Passage shown ▸

########

On (Knowledge) Science vs. Engineering | Victor Charpenay

On (Knowledge) Science vs. Engineering

September 2019

Is there such a thing as 'knowledge science'?

The concept is easy to define as the opposite of 'knowledge engineering' but one question remains: does knowledge science as a concept even make sense? Knowledge engineering is a well-established field but it is somewhat confusing that most knowledge engineers are also researchers. The Semantic Web, as the strongest example of this phenomenon, is mostly maintained, developed and used by the same researchers in a semi-porous environment. Is the big toolbox they have been creating (a.k.a. RDF) the product of research, is it also a theory of knowledge?

The "Sciences of Engineering"

Here is a cheap dialectics to help answer the question: engineers do, scientists observe. The difference lies in the fact that the action of engineers impact our world while scientists always tend to extract themselves from it to seek 'objectivity'. In that respect, what the Semantic Web community is doing—what a wise wording...—is somewhat amgibiguous. On the one hand, datasets as they appear on the Linked Open Data (LOD) cloud come from monitoring and curating information that is already on the Web (Wikipedia, OpenStreetMap, etc.), thus tending towards scientific work. But on the other hand, the Semantic Web community likes to think that the very result of that curation work is actually used by high-tech companies. It seems to be the case for IBM Watson (DBpedia and YAGO are used as sources) and it would hardly be a surprise if Google's Knowledge Graph tapped into Wikidata, since many of Wikidata's claims (the atomic elements of its knowledge base) have been kindly contributed by Freebase, a Google acquisition in 2016. Besides, it is precisely the purpose of these large-scale knowledge repositories to be used by... everyone.

To summarize: building the LOD cloud is a scientific endeavor, it is about observing what engineers publish on the Web; building large-scale knowledge graphs (DBpedia, Wikidata, YAGO) looks more like engineering/doing. Wherever the border science and engineering tends to blur, the French talk about 'sciences de l'ingénieur' or about sciences that consist in observing what engineers are doing. There is no direct translation but one can think of these "sciences of engineering" as whatever the MIT might be interested in. This kind of research has more to do with technologies than with observing nature. As engineers feel observed, they start implementing what researchers formalize and there occurs a shift in our dialectics: engineers do (or reproduce) what scientists observe.

########

[Document layout detection data]
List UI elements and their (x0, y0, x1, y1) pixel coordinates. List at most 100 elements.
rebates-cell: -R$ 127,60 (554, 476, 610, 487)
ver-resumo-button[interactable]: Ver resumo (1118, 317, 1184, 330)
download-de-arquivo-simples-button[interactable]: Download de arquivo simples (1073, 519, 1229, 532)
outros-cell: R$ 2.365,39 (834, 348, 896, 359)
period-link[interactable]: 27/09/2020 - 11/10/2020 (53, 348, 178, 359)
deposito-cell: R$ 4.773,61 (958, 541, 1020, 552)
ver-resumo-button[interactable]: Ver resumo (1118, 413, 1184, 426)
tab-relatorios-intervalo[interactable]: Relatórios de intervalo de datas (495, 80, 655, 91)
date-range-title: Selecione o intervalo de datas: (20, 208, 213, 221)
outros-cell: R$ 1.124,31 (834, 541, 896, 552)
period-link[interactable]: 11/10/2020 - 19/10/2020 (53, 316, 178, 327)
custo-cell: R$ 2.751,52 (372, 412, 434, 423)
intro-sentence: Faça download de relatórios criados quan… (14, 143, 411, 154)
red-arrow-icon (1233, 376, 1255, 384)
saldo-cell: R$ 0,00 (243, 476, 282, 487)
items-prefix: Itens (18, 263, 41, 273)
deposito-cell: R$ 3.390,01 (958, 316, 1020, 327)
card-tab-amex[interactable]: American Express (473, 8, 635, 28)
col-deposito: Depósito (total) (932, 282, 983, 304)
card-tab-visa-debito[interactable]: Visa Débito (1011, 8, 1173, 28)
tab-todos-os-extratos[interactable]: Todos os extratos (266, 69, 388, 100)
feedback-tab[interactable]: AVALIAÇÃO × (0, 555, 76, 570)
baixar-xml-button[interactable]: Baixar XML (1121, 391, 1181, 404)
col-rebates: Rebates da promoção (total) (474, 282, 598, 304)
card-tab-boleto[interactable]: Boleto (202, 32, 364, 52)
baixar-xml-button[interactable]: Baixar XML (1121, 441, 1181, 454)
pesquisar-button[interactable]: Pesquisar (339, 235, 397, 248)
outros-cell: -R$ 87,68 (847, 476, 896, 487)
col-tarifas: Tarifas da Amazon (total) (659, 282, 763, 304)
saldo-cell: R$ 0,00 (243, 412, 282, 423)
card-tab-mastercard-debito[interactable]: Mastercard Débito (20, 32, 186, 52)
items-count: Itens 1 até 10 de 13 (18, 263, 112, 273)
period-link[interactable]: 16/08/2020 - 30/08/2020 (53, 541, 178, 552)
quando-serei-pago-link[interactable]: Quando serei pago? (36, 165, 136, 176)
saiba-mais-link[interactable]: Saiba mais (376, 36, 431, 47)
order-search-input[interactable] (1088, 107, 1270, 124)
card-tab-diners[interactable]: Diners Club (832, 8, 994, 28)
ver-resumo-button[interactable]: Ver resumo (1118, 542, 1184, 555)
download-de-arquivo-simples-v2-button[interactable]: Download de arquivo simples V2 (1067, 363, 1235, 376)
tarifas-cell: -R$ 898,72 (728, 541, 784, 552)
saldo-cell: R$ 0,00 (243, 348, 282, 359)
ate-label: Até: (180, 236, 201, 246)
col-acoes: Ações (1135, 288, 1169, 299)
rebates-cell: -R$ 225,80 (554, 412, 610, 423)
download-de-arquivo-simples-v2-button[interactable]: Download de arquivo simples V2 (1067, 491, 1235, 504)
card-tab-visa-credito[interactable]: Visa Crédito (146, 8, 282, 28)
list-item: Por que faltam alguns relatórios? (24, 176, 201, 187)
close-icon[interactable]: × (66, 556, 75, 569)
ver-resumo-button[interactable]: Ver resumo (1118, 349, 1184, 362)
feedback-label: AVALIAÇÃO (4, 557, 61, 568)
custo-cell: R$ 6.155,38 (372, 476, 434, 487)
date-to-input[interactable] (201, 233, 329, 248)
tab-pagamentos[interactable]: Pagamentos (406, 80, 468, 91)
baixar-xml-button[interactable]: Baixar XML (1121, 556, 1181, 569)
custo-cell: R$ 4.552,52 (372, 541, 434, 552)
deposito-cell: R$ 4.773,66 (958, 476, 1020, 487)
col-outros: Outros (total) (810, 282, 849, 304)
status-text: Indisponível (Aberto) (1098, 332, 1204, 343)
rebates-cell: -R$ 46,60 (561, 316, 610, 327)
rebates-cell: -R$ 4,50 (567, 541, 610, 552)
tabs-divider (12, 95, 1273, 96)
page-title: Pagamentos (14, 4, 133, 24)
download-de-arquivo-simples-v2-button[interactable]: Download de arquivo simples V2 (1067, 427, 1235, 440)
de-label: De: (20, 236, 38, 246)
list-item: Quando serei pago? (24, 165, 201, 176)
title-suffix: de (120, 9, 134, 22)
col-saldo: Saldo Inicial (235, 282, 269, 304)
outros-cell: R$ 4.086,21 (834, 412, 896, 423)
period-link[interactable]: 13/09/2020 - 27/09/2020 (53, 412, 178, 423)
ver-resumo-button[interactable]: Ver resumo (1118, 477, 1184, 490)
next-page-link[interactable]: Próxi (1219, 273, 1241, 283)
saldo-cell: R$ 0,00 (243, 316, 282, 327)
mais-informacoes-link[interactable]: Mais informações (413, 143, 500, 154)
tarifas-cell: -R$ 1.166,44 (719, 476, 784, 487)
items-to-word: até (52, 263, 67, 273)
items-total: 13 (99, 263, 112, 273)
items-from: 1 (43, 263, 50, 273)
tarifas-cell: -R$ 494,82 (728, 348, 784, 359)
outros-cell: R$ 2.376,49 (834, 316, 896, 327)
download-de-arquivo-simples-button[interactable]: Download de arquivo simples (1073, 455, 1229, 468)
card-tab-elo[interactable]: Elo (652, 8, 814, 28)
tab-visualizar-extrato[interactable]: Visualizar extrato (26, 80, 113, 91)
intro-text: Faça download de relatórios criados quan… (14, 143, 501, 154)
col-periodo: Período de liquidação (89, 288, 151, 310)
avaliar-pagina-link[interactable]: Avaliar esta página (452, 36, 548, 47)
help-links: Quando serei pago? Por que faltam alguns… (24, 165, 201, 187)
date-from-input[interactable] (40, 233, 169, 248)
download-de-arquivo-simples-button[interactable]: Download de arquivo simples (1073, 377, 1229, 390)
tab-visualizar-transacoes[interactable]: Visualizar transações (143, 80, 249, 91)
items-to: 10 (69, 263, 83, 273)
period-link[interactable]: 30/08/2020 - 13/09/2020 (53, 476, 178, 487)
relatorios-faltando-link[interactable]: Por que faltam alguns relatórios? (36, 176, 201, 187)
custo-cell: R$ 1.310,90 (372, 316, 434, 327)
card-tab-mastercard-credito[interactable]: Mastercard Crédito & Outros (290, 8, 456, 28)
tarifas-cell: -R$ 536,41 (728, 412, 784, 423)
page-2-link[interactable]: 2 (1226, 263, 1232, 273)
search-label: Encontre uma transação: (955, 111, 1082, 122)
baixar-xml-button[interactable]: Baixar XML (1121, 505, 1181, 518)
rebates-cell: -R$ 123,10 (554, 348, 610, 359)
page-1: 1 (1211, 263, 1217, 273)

########

Tasks for this exercise ▸
1. Print the stretch of the essay on knowledge science from "To summarize: building" through "what scientists observe.".
2. Answer these questions from the essay on knowledge science:
(a) What month and year is given at the top of the essay?
(b) Which Google acquisition contributed many of Wikidata's claims?
(c) What term do the French use where the border between science and engineering tends to blur?
3. Please continue the essay on knowledge science from the point where it stops.

Responses by task ▸
1.
To summarize: building the LOD cloud is a scientific endeavor, it is about observing what engineers publish on the Web; building large-scale knowledge graphs (DBpedia, Wikidata, YAGO) looks more like engineering/doing. Wherever the border science and engineering tends to blur, the French talk about 'sciences de l'ingénieur' or about sciences that consist in observing what engineers are doing. There is no direct translation but one can think of these "sciences of engineering" as whatever the MIT might be interested in. This kind of research has more to do with technologies than with observing nature. As engineers feel observed, they start implementing what researchers formalize and there occurs a shift in our dialectics: engineers do (or reproduce) what scientists observe.

2.
(a) September 2019
(b) Freebase
(c) 'sciences de l'ingénieur'

3.
Science as Knowledge

It is not too hard to recognize how mechanical engineering, computing and control systems may relate to science. Scientists simply take engineers' problems as the starting point of their theories, which engineers then turn into new technologies. However, things get a little bit more complex when it comes to knwoledge.

Indeed, the actual purpose of any kind of science is to produce new knowledge. The german word for 'science' ('Wissenschaft') is literally a concatenation of 'knowledge' ('Wissen') and 'whatever-is-derived-from' ('-schaft'). So, what is the specific purpose of a 'knowledge science'? Is it some kind of 'science of science'? That discipline already has a name. It is called 'epistemology'. In fact, what most Semantic Web researcher is doing has more to do with knowledge representation than anything else. That means, while other scientists create their own language to devise theories about the world (or to help create new technologies, as above), other scientists strive to unify them, the same way linguists search for similarities between Swahili and Finnish. (Quite naturally, one ends up with a 'Babel network' to represent knowledge.)

For what it is worth, first-order logic seems to establish itself as the reference language for all sorts of theories. But there is still a long path until engineers actually do anything with that observation.


Note (left as an exercise): given the following Oxford dictionary definition, how would you classify the various activities carried on in the field of artificial intelligence: 'intelligence is the ability to acquire and apply knowledge and skills'?